▶ [Enunciado A]: Resuma em duas frases o trecho sobre o portunhol no ensino de espanhol.
▶ [Enunciado B]: Redigite, no trecho sobre o portunhol, tudo o que vai de "This article challenges" até "Spanish language classroom.".

▶ [Texto do documento]:
'''

Palavras-chave: portunhol; translíngua; pedagogia translíngue.

ABSTRACT

This article challenges the perspective which links portuñol to the concept of interlanguage, leading language learners both to errors and to failure, as well as causing them not to progressing toward a proficiency in Spanish. From the standpoint of Sociolinguistics and discourse studies, the aim is to launch a conception of the portuñol produced in the Spanish language classroom as translanguaging, a product of a border epistemology. Thus, it is proposed a translanguaging pedagogy for Spanish teaching grounded on the movement between the linguistic borders of Portuguese and Spanish, as well as on the movement that the learner produces as a Portuguese speaker in order to create meanings in the Spanish language classroom.

Keywords: portuñol; translanguaging; translanguaging pedagogy.

INTRODUÇÃO

No âmbito do ensino de espanhol no Brasil, o portunhol é caracterizado como uma "mistura" entre o português e o espanhol, geralmente associada ao domínio insuficiente de um sujeito que se encontra em processo de aquisição da língua espanhola. Dessa forma, falar portunhol na sala de aula significaria "uma maneira errada" ou "falar mal" espanhol, referindo-se às produções linguísticas realizadas pelos aprendizes durante o processo de aprendizagem da língua espanhola (REIS, 2010; MOTA, 2012).

Segundo essa perspectiva, dessa "mistura" entre o português e o espanhol nasce uma interlíngua, resultado das interferências do português no aprendizado da língua espanhola. Considerando que a aquisição de uma língua estrangeira se dá pela sucessão de estágios até atingir um resultado final, essa interlíngua, partindo do português em direção ao espanhol, seria um desses estágios que, nessa linha, deveria ser transitório. Daí o portunhol ser considerado muitas vezes de forma negativa, pois, além de ser associado ao erro e à insuficiência, também sugere a não progressão do aprendiz em direção ao domínio proficiente da língua espanhola (MOTA, 2012). Como bem resume e questiona Sato (2010):

en su acepción más primaria apunta a la noción de error, de mezcla, de interlingua que hay que borrar:

no hables portuñol, estudia español para no caer en el portuñol, al principio te lo perdonan y queda simpático pero después no

. ¿Qué es: el cuco con que los profesores amenazan, la prueba de que existe una pureza de las lenguas? ¿Su denuncia apuntala la importancia y demanda de una educación legal y formal que contemple la enseñanza correcta de lenguas? (SATO, 2010, s/n)

'''

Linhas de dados
'''

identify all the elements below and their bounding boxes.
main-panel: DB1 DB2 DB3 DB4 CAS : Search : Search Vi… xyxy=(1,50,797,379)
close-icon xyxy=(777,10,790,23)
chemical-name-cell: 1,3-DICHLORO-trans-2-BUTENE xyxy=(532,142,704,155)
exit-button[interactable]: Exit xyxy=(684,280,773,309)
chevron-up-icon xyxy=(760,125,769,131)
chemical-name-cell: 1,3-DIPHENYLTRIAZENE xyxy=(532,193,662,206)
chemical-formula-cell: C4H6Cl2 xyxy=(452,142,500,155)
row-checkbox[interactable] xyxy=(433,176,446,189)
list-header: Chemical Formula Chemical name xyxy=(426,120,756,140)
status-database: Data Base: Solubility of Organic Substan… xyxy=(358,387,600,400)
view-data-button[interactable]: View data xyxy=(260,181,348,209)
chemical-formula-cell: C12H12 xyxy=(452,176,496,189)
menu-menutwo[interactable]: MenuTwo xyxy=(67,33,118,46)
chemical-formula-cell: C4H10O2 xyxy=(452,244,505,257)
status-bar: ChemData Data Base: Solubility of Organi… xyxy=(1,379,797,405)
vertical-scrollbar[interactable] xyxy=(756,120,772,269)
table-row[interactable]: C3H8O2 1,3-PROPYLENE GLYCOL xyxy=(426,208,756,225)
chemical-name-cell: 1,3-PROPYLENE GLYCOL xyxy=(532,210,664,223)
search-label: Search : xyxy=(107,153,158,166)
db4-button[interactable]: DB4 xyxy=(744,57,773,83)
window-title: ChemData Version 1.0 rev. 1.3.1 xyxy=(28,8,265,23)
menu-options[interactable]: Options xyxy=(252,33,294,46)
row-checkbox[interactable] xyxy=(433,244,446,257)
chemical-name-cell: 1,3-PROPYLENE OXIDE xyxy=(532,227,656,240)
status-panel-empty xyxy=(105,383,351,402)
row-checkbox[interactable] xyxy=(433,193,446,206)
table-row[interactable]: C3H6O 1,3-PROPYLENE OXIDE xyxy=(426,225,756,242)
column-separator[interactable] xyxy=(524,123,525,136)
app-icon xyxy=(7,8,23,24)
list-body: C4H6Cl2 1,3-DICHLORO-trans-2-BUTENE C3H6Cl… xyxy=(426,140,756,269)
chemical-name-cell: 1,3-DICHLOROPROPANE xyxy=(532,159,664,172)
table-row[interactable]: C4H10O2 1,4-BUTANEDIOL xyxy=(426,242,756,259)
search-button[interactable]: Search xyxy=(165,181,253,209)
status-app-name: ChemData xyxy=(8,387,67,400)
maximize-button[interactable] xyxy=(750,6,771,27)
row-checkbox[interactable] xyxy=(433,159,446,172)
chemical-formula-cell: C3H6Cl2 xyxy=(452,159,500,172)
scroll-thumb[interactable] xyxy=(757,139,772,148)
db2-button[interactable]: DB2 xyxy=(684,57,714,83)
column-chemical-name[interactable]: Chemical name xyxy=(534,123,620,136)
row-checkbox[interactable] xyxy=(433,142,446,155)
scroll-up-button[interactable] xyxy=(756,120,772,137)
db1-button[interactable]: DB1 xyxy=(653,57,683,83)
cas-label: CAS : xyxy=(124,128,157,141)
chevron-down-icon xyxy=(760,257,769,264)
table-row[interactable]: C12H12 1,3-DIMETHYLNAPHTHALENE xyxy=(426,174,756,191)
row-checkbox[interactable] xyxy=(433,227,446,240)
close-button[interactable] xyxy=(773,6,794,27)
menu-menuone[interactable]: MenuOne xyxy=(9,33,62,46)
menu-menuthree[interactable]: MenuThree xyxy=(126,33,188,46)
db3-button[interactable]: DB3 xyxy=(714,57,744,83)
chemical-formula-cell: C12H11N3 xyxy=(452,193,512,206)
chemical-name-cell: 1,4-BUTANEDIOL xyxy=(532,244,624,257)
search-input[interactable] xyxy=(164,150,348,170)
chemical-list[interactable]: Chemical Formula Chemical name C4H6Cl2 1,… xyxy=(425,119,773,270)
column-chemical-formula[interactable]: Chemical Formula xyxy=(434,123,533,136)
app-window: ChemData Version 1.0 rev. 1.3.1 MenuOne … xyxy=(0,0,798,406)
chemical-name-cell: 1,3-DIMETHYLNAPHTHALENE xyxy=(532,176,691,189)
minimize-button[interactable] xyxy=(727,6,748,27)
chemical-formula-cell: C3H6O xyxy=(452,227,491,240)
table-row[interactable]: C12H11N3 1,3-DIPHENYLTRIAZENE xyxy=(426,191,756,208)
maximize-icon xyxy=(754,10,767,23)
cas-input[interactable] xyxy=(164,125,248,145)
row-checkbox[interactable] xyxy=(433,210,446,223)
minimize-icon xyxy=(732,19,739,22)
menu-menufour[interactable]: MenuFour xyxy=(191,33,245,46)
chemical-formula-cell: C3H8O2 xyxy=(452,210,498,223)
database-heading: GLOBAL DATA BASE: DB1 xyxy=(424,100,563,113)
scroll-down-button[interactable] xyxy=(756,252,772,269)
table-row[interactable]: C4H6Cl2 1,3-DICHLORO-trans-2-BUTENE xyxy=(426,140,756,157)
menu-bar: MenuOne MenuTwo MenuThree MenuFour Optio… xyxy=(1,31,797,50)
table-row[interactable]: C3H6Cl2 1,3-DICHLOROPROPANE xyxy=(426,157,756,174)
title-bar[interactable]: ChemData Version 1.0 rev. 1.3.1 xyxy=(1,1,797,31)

'''

▶ [Solução A]: O trecho contesta a visão que liga o portunhol à interlíngua, ao erro e à falta de progresso do aprendiz, e propõe entendê-lo como translinguagem, com uma pedagogia translíngue apoiada no movimento entre as fronteiras do português e do espanhol. Segundo a perspectiva criticada, no ensino de espanhol no Brasil o portunhol é uma "mistura" associada ao domínio insuficiente da língua, um estágio de interlíngua que deveria ser transitório e que, por isso, costuma ser visto de forma negativa.

▶ [Solução B]:
This article challenges the perspective which links portuñol to the concept of interlanguage, leading language learners both to errors and to failure, as well as causing them not to progressing toward a proficiency in Spanish. From the standpoint of Sociolinguistics and discourse studies, the aim is to launch a conception of the portuñol produced in the Spanish language classroom as translanguaging, a product of a border epistemology. Thus, it is proposed a translanguaging pedagogy for Spanish teaching grounded on the movement between the linguistic borders of Portuguese and Spanish, as well as on the movement that the learner produces as a Portuguese speaker in order to create meanings in the Spanish language classroom.